Given problem — Reproduce verbatim the stretch of items from the very first line through the line containing "answer-avatar[interactable] xyxy=(20,268,49,297)", including both of those lines.

########################################

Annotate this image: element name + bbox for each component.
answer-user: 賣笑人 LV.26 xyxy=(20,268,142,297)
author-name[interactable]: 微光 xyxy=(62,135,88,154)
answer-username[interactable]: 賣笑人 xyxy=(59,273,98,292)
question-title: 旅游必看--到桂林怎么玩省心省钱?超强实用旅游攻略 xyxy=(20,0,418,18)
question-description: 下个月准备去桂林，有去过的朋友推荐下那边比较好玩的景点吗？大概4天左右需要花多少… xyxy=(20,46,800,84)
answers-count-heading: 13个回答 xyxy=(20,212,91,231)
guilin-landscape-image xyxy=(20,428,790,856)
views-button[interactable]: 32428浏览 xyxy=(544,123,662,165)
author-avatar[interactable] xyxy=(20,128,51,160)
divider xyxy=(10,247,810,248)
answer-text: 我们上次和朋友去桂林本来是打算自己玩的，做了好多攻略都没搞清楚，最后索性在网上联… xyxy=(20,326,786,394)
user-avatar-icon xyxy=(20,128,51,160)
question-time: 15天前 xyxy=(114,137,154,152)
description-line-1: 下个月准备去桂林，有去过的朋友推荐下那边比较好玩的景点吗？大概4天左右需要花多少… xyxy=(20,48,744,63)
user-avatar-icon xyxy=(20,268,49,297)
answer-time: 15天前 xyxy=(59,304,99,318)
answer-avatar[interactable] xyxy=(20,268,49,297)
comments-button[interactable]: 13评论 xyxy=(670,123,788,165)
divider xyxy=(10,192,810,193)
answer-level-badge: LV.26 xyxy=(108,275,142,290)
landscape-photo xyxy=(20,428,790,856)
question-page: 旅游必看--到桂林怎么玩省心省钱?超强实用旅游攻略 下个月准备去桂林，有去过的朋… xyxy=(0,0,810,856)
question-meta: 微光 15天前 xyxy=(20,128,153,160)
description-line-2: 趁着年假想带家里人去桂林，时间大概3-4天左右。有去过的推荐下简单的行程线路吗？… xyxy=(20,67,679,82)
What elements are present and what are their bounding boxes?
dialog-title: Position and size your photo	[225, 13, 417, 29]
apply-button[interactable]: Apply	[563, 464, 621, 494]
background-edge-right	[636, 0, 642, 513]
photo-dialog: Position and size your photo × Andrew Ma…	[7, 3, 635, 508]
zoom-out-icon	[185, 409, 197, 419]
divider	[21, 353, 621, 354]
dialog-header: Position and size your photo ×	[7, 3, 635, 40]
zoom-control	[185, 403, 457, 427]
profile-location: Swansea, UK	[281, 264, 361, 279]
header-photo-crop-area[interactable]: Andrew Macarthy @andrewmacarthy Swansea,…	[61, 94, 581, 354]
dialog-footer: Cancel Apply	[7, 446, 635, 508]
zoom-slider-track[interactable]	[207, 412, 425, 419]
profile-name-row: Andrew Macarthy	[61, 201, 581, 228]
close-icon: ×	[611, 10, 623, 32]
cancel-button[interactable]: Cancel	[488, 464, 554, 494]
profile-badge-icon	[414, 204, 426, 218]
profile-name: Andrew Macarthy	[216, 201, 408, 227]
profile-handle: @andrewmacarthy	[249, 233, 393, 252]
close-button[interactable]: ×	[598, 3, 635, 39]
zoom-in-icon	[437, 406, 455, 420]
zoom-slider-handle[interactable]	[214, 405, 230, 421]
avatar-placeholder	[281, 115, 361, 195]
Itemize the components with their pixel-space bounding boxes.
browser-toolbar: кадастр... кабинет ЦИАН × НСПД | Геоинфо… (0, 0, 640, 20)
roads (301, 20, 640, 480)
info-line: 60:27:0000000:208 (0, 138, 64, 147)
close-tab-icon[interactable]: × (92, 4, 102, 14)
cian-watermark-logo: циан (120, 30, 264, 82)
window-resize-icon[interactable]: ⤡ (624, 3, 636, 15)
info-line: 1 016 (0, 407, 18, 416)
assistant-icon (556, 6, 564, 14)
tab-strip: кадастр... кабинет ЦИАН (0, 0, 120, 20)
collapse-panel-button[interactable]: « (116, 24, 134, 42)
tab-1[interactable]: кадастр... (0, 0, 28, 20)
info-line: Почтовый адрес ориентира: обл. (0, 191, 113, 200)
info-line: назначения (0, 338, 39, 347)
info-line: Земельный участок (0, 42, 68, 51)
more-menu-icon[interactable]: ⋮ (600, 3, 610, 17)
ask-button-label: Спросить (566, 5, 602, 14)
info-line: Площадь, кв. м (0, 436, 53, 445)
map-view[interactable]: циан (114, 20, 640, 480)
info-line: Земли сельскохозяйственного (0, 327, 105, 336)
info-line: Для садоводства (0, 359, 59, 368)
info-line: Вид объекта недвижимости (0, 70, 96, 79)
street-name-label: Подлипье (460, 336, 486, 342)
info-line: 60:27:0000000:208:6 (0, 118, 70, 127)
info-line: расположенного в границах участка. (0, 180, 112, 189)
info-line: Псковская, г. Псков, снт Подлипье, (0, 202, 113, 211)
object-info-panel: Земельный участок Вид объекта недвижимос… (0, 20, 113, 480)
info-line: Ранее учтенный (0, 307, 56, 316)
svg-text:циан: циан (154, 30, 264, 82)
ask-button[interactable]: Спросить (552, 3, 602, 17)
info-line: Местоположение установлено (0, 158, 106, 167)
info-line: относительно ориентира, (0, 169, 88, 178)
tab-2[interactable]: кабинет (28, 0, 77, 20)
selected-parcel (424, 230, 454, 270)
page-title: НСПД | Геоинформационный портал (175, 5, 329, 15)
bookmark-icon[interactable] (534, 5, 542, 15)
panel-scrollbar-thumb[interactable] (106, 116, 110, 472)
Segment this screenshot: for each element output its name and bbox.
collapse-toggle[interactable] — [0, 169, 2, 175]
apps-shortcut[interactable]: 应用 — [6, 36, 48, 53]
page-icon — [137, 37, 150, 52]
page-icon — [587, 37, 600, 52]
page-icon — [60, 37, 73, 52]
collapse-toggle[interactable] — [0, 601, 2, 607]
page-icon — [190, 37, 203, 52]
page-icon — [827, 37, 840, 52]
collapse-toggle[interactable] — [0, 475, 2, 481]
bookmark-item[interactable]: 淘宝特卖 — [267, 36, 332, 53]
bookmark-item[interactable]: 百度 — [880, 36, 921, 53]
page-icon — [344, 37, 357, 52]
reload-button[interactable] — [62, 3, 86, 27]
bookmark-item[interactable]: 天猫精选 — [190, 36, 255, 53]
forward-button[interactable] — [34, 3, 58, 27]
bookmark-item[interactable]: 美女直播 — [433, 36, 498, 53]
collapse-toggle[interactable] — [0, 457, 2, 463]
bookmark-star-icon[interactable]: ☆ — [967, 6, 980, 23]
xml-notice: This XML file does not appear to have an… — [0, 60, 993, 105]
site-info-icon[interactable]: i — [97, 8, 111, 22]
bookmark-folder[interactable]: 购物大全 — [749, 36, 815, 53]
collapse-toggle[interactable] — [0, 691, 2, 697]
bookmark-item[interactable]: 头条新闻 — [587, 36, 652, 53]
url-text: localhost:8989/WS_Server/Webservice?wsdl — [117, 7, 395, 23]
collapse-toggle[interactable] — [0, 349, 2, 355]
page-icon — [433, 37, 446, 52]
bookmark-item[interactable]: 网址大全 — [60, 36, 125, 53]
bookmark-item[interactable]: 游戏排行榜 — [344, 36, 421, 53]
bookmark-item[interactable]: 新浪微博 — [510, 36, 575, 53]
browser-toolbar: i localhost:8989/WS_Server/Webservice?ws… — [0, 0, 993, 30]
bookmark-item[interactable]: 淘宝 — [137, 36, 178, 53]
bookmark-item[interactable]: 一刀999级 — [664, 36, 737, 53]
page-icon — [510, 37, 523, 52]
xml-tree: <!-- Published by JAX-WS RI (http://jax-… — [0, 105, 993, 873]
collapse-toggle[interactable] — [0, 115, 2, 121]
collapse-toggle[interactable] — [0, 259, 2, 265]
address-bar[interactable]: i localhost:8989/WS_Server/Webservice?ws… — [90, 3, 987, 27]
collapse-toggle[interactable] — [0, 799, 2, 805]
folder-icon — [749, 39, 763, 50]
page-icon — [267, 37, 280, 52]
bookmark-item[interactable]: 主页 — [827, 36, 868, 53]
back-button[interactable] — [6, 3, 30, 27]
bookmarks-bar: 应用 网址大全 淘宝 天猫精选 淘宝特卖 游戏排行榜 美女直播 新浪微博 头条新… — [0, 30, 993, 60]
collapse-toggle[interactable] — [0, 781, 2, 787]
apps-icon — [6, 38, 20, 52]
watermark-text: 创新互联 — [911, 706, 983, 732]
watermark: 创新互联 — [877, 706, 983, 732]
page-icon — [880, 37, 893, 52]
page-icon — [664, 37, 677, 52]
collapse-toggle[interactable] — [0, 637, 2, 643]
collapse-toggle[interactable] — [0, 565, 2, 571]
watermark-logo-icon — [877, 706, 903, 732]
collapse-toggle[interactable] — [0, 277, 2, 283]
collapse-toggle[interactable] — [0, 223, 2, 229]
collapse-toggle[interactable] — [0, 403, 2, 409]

########################################

Exercise solution —
Annotate this image: element name + bbox for each component.
answer-user: 賣笑人 LV.26 xyxy=(20,268,142,297)
author-name[interactable]: 微光 xyxy=(62,135,88,154)
answer-username[interactable]: 賣笑人 xyxy=(59,273,98,292)
question-title: 旅游必看--到桂林怎么玩省心省钱?超强实用旅游攻略 xyxy=(20,0,418,18)
question-description: 下个月准备去桂林，有去过的朋友推荐下那边比较好玩的景点吗？大概4天左右需要花多少… xyxy=(20,46,800,84)
answers-count-heading: 13个回答 xyxy=(20,212,91,231)
guilin-landscape-image xyxy=(20,428,790,856)
views-button[interactable]: 32428浏览 xyxy=(544,123,662,165)
author-avatar[interactable] xyxy=(20,128,51,160)
divider xyxy=(10,247,810,248)
answer-text: 我们上次和朋友去桂林本来是打算自己玩的，做了好多攻略都没搞清楚，最后索性在网上联… xyxy=(20,326,786,394)
user-avatar-icon xyxy=(20,128,51,160)
question-time: 15天前 xyxy=(114,137,154,152)
description-line-1: 下个月准备去桂林，有去过的朋友推荐下那边比较好玩的景点吗？大概4天左右需要花多少… xyxy=(20,48,744,63)
user-avatar-icon xyxy=(20,268,49,297)
answer-time: 15天前 xyxy=(59,304,99,318)
answer-avatar[interactable] xyxy=(20,268,49,297)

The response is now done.